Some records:
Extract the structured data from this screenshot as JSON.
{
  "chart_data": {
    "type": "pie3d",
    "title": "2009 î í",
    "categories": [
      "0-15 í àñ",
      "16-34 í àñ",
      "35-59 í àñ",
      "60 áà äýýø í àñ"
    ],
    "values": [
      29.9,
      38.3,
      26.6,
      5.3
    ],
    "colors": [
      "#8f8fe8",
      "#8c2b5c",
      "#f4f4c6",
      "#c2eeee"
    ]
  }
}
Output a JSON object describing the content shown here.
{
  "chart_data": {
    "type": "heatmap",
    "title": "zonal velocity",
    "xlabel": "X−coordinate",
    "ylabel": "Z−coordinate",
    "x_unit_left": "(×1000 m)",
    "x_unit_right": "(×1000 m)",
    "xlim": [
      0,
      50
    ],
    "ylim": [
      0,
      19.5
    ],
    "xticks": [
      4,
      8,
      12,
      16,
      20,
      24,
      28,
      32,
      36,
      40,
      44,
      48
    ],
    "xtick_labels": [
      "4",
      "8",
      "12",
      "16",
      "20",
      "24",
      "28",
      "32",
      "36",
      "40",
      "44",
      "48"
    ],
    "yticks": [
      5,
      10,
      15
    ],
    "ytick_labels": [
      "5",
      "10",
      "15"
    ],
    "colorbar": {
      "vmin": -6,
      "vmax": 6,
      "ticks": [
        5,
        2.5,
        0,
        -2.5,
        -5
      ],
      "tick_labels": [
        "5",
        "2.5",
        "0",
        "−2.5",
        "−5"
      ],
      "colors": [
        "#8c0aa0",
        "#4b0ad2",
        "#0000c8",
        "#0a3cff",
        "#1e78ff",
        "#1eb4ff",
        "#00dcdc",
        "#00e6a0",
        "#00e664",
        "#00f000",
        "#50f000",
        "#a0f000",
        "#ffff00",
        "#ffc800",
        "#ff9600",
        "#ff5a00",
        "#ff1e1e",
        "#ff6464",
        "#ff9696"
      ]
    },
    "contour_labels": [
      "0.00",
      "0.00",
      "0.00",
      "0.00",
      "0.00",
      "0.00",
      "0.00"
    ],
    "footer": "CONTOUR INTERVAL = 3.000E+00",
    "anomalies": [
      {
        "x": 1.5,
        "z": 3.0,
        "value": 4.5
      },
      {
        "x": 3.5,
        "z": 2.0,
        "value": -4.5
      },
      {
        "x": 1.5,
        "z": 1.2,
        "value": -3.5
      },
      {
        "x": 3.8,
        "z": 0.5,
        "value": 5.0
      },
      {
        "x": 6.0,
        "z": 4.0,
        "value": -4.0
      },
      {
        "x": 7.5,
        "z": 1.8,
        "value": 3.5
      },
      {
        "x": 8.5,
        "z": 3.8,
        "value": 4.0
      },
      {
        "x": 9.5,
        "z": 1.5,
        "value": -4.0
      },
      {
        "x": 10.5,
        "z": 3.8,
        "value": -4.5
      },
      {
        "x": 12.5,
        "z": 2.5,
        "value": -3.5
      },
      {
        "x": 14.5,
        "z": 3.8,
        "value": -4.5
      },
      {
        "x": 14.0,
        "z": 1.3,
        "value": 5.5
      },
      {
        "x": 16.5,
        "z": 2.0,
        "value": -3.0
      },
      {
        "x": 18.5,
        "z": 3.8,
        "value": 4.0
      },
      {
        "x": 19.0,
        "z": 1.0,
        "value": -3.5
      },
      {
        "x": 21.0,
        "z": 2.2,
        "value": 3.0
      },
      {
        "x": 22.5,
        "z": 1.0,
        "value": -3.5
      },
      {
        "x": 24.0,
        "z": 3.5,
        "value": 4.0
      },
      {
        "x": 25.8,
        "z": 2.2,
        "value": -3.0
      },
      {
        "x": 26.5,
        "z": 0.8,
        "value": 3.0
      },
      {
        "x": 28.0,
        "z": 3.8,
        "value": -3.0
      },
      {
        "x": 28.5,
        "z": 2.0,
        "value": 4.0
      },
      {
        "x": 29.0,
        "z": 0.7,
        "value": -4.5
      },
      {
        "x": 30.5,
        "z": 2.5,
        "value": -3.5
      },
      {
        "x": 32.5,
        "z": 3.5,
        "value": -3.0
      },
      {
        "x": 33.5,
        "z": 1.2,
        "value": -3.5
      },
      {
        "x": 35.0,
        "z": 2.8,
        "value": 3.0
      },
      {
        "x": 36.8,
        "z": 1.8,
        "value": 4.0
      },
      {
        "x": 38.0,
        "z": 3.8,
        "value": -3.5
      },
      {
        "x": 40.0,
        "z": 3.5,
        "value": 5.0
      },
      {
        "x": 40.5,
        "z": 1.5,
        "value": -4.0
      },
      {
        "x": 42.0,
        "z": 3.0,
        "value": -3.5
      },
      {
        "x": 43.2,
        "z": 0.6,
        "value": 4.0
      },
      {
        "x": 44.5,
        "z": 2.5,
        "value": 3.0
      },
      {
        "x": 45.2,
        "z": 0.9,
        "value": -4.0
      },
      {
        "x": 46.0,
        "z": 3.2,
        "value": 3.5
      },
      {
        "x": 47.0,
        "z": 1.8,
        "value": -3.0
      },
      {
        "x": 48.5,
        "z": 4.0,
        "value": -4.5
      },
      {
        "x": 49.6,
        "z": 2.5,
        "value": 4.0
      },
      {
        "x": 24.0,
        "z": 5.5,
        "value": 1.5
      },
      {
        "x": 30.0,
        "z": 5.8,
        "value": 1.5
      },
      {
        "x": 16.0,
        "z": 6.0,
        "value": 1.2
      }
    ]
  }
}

TASK DIRECTIONS: Go through the material and select each line with the string "coordinate" in it.

RESPONSE:
    "xlabel": "X−coordinate",
    "ylabel": "Z−coordinate",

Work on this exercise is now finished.